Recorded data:
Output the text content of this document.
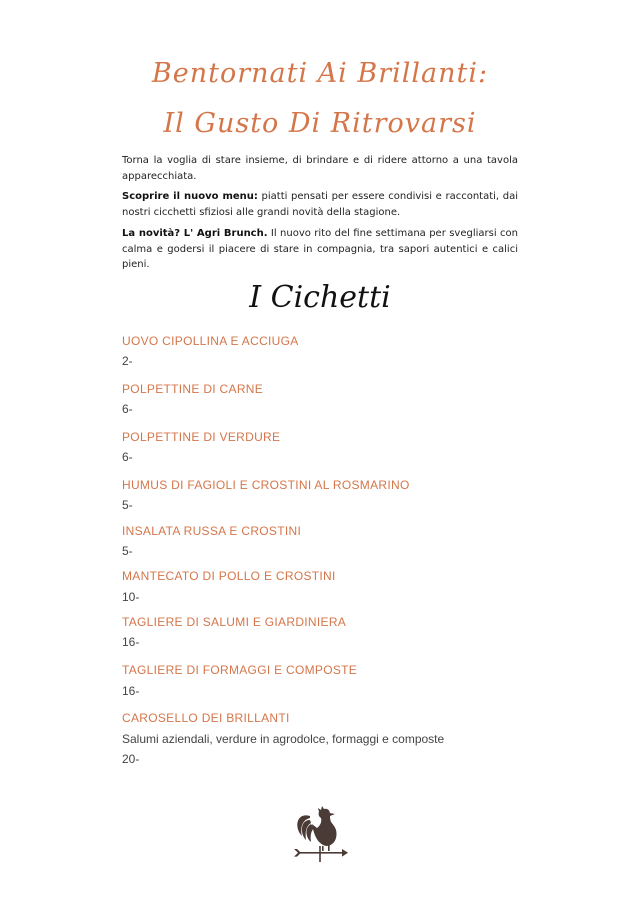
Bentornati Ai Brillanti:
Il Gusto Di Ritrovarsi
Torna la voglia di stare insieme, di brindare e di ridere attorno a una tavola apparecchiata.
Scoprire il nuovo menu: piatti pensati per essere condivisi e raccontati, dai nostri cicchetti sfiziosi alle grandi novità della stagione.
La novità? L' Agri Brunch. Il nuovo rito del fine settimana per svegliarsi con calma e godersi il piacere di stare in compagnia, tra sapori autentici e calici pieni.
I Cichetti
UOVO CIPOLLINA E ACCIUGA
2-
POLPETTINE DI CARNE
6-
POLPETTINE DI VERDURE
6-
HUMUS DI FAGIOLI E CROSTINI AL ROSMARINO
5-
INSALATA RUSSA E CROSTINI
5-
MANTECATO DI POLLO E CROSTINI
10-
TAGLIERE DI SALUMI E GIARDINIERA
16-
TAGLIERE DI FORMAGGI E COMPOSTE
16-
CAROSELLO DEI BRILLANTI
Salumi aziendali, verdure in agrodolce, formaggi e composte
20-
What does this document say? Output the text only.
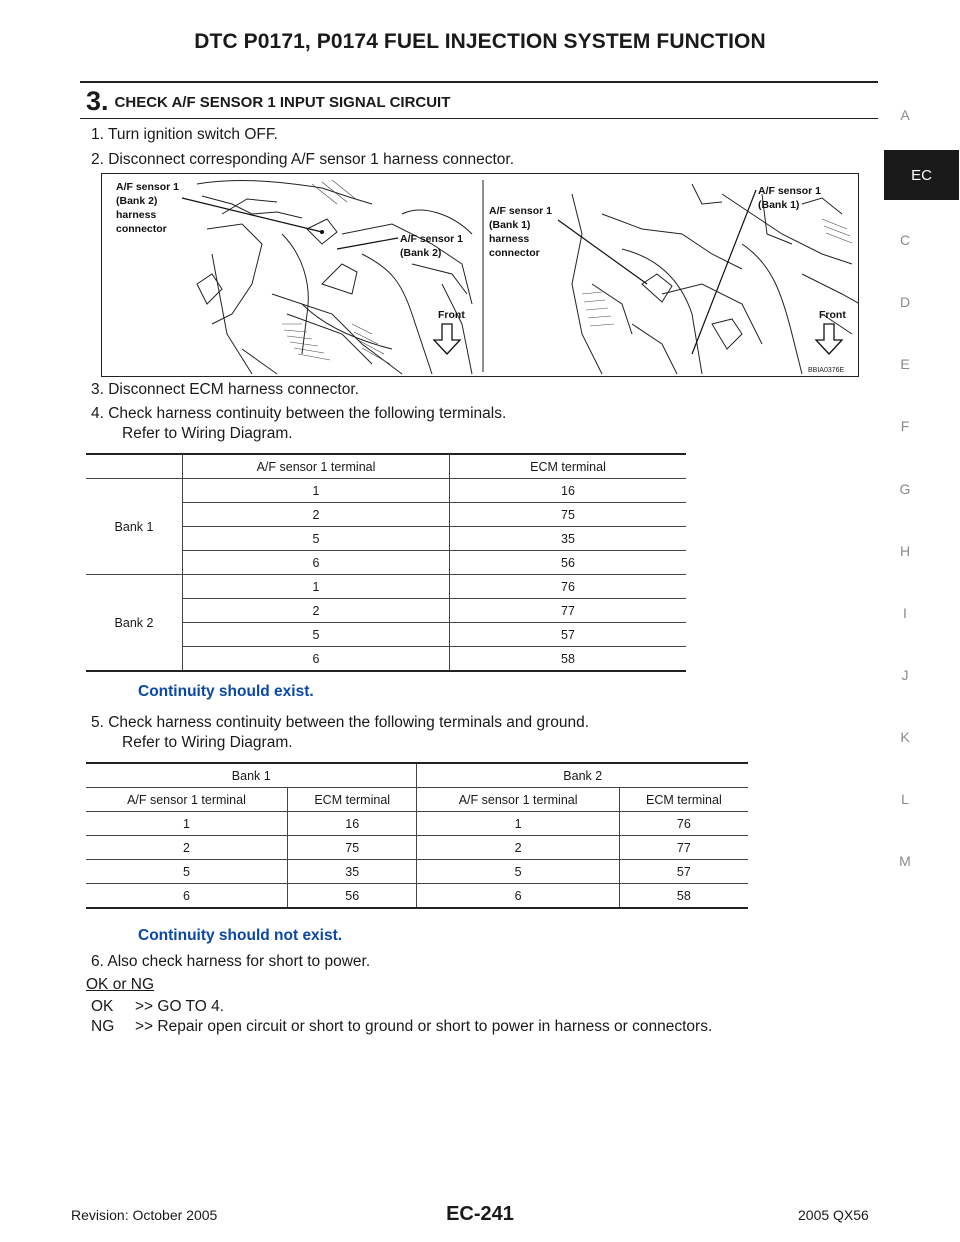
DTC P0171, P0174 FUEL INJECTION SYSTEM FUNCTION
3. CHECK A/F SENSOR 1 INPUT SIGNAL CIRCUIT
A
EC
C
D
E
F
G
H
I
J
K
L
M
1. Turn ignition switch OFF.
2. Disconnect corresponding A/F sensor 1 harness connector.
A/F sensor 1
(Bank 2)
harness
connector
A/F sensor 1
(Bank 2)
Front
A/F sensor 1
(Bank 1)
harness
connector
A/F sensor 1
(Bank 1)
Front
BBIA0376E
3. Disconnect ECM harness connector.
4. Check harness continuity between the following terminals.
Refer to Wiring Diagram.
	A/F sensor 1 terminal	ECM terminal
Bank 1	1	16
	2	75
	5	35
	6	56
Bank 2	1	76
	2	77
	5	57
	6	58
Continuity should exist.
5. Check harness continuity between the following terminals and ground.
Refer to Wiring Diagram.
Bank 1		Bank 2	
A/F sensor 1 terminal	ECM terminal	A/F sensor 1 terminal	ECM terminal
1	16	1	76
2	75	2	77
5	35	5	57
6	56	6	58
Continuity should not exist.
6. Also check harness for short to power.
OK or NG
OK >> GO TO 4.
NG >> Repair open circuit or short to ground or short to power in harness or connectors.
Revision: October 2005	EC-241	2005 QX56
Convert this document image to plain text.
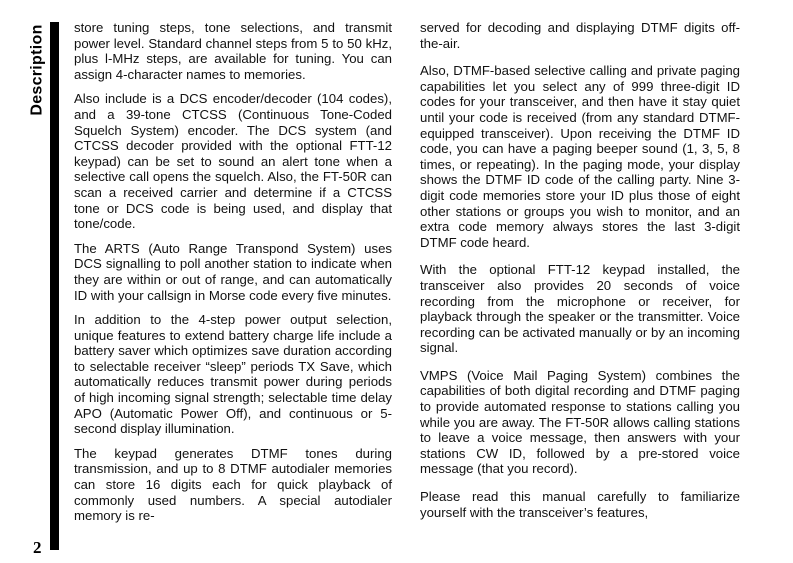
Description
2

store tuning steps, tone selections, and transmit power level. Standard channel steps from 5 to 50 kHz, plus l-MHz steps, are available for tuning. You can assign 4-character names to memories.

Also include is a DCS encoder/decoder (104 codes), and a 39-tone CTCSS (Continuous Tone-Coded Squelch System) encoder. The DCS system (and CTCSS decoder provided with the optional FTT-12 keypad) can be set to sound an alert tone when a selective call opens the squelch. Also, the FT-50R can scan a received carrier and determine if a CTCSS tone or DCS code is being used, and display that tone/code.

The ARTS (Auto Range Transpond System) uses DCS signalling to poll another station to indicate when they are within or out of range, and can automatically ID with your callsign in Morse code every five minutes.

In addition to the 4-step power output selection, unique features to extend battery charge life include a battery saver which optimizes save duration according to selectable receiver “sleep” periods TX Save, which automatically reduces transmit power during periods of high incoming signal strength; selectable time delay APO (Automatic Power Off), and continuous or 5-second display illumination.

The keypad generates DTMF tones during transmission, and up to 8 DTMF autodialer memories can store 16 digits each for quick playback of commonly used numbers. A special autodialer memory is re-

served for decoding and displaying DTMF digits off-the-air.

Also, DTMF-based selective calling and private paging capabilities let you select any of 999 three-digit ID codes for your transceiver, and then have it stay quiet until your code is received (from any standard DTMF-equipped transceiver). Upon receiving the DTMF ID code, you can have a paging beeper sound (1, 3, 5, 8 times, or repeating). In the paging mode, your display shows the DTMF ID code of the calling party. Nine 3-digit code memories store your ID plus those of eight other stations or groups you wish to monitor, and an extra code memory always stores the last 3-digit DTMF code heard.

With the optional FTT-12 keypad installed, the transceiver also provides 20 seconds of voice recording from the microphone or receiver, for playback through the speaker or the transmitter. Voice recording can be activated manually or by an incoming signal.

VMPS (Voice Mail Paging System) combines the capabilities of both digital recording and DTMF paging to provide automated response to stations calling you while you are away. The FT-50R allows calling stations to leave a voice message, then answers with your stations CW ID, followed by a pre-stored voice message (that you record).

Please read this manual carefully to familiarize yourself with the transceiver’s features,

### REQUIRED TASK
Find and copy each line above that includes the string "POLPETTINE".

### RESPONSE TO THIS EXERCISE
POLPETTINE DI CARNE
POLPETTINE DI VERDURE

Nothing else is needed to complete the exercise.